• _Task instructions_:
Set down each entry exactly as given; pictures should not appear in the copy.

- - -

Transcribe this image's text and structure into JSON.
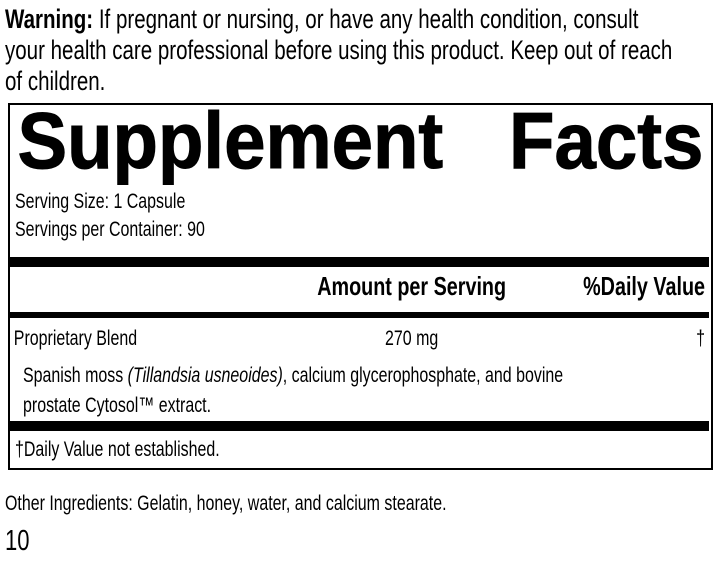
{
  "colors": {
    "text": "#000000",
    "background": "#ffffff",
    "rule": "#000000"
  },
  "warning": {
    "label": "Warning:",
    "line1": " If pregnant or nursing, or have any health condition, consult",
    "line2": "your health care professional before using this product. Keep out of reach",
    "line3": "of children."
  },
  "panel": {
    "title_left": "Supplement",
    "title_right": "Facts",
    "serving_size": "Serving Size: 1 Capsule",
    "servings_per_container": "Servings per Container: 90",
    "columns": {
      "amount": "Amount per Serving",
      "daily_value": "%Daily Value"
    },
    "rows": [
      {
        "name": "Proprietary Blend",
        "amount": "270 mg",
        "daily_value": "†",
        "description": {
          "line1_pre": "Spanish moss ",
          "line1_italic": "(Tillandsia usneoides)",
          "line1_rest": ", calcium glycerophosphate, and bovine",
          "line2_pre": "prostate Cytosol",
          "line2_tm": "™",
          "line2_rest": " extract."
        }
      }
    ],
    "footnote": "†Daily Value not established."
  },
  "other_ingredients": "Other Ingredients: Gelatin, honey, water, and calcium stearate.",
  "page_number": "10"
}
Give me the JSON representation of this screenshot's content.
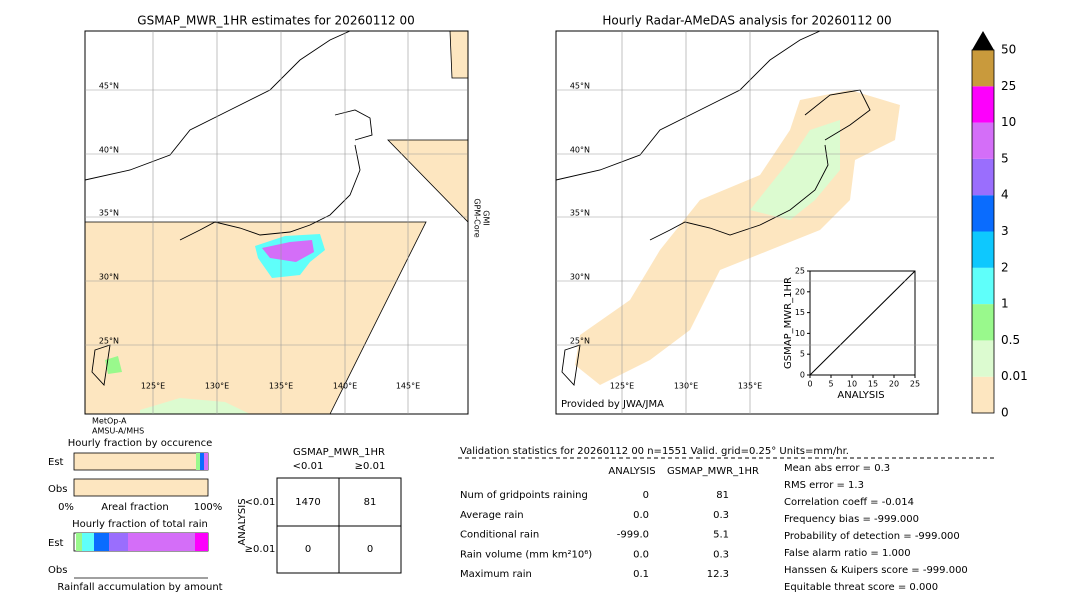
{
  "left_map": {
    "title": "GSMAP_MWR_1HR estimates for 20260112 00",
    "lat_labels": [
      "45°N",
      "40°N",
      "35°N",
      "30°N",
      "25°N"
    ],
    "lon_labels": [
      "125°E",
      "130°E",
      "135°E",
      "140°E",
      "145°E"
    ],
    "swath_labels": [
      "GPM-Core",
      "GMI"
    ],
    "sensor_labels": [
      "MetOp-A",
      "AMSU-A/MHS"
    ]
  },
  "right_map": {
    "title": "Hourly Radar-AMeDAS analysis for 20260112 00",
    "lat_labels": [
      "45°N",
      "40°N",
      "35°N",
      "30°N",
      "25°N"
    ],
    "lon_labels": [
      "125°E",
      "130°E",
      "135°E"
    ],
    "credit": "Provided by JWA/JMA"
  },
  "colorbar": {
    "labels": [
      "0",
      "0.01",
      "0.5",
      "1",
      "2",
      "3",
      "4",
      "5",
      "10",
      "25",
      "50"
    ],
    "colors": [
      "#fde6c0",
      "#dcfbd0",
      "#99f98c",
      "#5ffffa",
      "#0ec8fe",
      "#0a6cfe",
      "#9a6efd",
      "#d46ef8",
      "#fd00fc",
      "#c99a3c"
    ]
  },
  "scatter": {
    "xlabel": "ANALYSIS",
    "ylabel": "GSMAP_MWR_1HR",
    "xlim": [
      0,
      25
    ],
    "ylim": [
      0,
      25
    ],
    "xticks": [
      0,
      5,
      10,
      15,
      20,
      25
    ],
    "yticks": [
      0,
      5,
      10,
      15,
      20,
      25
    ]
  },
  "fractions": {
    "occurrence_title": "Hourly fraction by occurence",
    "rows": [
      "Est",
      "Obs"
    ],
    "axis_labels": [
      "0%",
      "Areal fraction",
      "100%"
    ],
    "total_title": "Hourly fraction of total rain",
    "footer": "Rainfall accumulation by amount"
  },
  "contingency": {
    "title": "GSMAP_MWR_1HR",
    "columns": [
      "<0.01",
      "≥0.01"
    ],
    "row_title": "ANALYSIS",
    "rows": [
      "<0.01",
      "≥0.01"
    ],
    "cells": [
      [
        1470,
        81
      ],
      [
        0,
        0
      ]
    ]
  },
  "validation": {
    "header": "Validation statistics for 20260112 00  n=1551 Valid. grid=0.25° Units=mm/hr.",
    "columns": [
      "ANALYSIS",
      "GSMAP_MWR_1HR"
    ],
    "rows": [
      [
        "Num of gridpoints raining",
        "0",
        "81"
      ],
      [
        "Average rain",
        "0.0",
        "0.3"
      ],
      [
        "Conditional rain",
        "-999.0",
        "5.1"
      ],
      [
        "Rain volume (mm km²10⁶)",
        "0.0",
        "0.3"
      ],
      [
        "Maximum rain",
        "0.1",
        "12.3"
      ]
    ],
    "scores": [
      "Mean abs error =    0.3",
      "RMS error =    1.3",
      "Correlation coeff = -0.014",
      "Frequency bias = -999.000",
      "Probability of detection = -999.000",
      "False alarm ratio =  1.000",
      "Hanssen & Kuipers score = -999.000",
      "Equitable threat score =  0.000"
    ]
  }
}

- - -

• _Answer to this task_:
Transcribe this image's text and structure into JSON.
{
  "colors": {
    "text": "#000000",
    "background": "#ffffff",
    "rule": "#000000"
  },
  "warning": {
    "label": "Warning:",
    "line1": " If pregnant or nursing, or have any health condition, consult",
    "line2": "your health care professional before using this product. Keep out of reach",
    "line3": "of children."
  },
  "panel": {
    "title_left": "Supplement",
    "title_right": "Facts",
    "serving_size": "Serving Size: 1 Capsule",
    "servings_per_container": "Servings per Container: 90",
    "columns": {
      "amount": "Amount per Serving",
      "daily_value": "%Daily Value"
    },
    "rows": [
      {
        "name": "Proprietary Blend",
        "amount": "270 mg",
        "daily_value": "†",
        "description": {
          "line1_pre": "Spanish moss ",
          "line1_italic": "(Tillandsia usneoides)",
          "line1_rest": ", calcium glycerophosphate, and bovine",
          "line2_pre": "prostate Cytosol",
          "line2_tm": "™",
          "line2_rest": " extract."
        }
      }
    ],
    "footnote": "†Daily Value not established."
  },
  "other_ingredients": "Other Ingredients: Gelatin, honey, water, and calcium stearate.",
  "page_number": "10"
}
Give me the JSON representation of this screenshot's content.
{
  "left_map": {
    "title": "GSMAP_MWR_1HR estimates for 20260112 00",
    "lat_labels": [
      "45°N",
      "40°N",
      "35°N",
      "30°N",
      "25°N"
    ],
    "lon_labels": [
      "125°E",
      "130°E",
      "135°E",
      "140°E",
      "145°E"
    ],
    "swath_labels": [
      "GPM-Core",
      "GMI"
    ],
    "sensor_labels": [
      "MetOp-A",
      "AMSU-A/MHS"
    ]
  },
  "right_map": {
    "title": "Hourly Radar-AMeDAS analysis for 20260112 00",
    "lat_labels": [
      "45°N",
      "40°N",
      "35°N",
      "30°N",
      "25°N"
    ],
    "lon_labels": [
      "125°E",
      "130°E",
      "135°E"
    ],
    "credit": "Provided by JWA/JMA"
  },
  "colorbar": {
    "labels": [
      "0",
      "0.01",
      "0.5",
      "1",
      "2",
      "3",
      "4",
      "5",
      "10",
      "25",
      "50"
    ],
    "colors": [
      "#fde6c0",
      "#dcfbd0",
      "#99f98c",
      "#5ffffa",
      "#0ec8fe",
      "#0a6cfe",
      "#9a6efd",
      "#d46ef8",
      "#fd00fc",
      "#c99a3c"
    ]
  },
  "scatter": {
    "xlabel": "ANALYSIS",
    "ylabel": "GSMAP_MWR_1HR",
    "xlim": [
      0,
      25
    ],
    "ylim": [
      0,
      25
    ],
    "xticks": [
      0,
      5,
      10,
      15,
      20,
      25
    ],
    "yticks": [
      0,
      5,
      10,
      15,
      20,
      25
    ]
  },
  "fractions": {
    "occurrence_title": "Hourly fraction by occurence",
    "rows": [
      "Est",
      "Obs"
    ],
    "axis_labels": [
      "0%",
      "Areal fraction",
      "100%"
    ],
    "total_title": "Hourly fraction of total rain",
    "footer": "Rainfall accumulation by amount"
  },
  "contingency": {
    "title": "GSMAP_MWR_1HR",
    "columns": [
      "<0.01",
      "≥0.01"
    ],
    "row_title": "ANALYSIS",
    "rows": [
      "<0.01",
      "≥0.01"
    ],
    "cells": [
      [
        1470,
        81
      ],
      [
        0,
        0
      ]
    ]
  },
  "validation": {
    "header": "Validation statistics for 20260112 00  n=1551 Valid. grid=0.25° Units=mm/hr.",
    "columns": [
      "ANALYSIS",
      "GSMAP_MWR_1HR"
    ],
    "rows": [
      [
        "Num of gridpoints raining",
        "0",
        "81"
      ],
      [
        "Average rain",
        "0.0",
        "0.3"
      ],
      [
        "Conditional rain",
        "-999.0",
        "5.1"
      ],
      [
        "Rain volume (mm km²10⁶)",
        "0.0",
        "0.3"
      ],
      [
        "Maximum rain",
        "0.1",
        "12.3"
      ]
    ],
    "scores": [
      "Mean abs error =    0.3",
      "RMS error =    1.3",
      "Correlation coeff = -0.014",
      "Frequency bias = -999.000",
      "Probability of detection = -999.000",
      "False alarm ratio =  1.000",
      "Hanssen & Kuipers score = -999.000",
      "Equitable threat score =  0.000"
    ]
  }
}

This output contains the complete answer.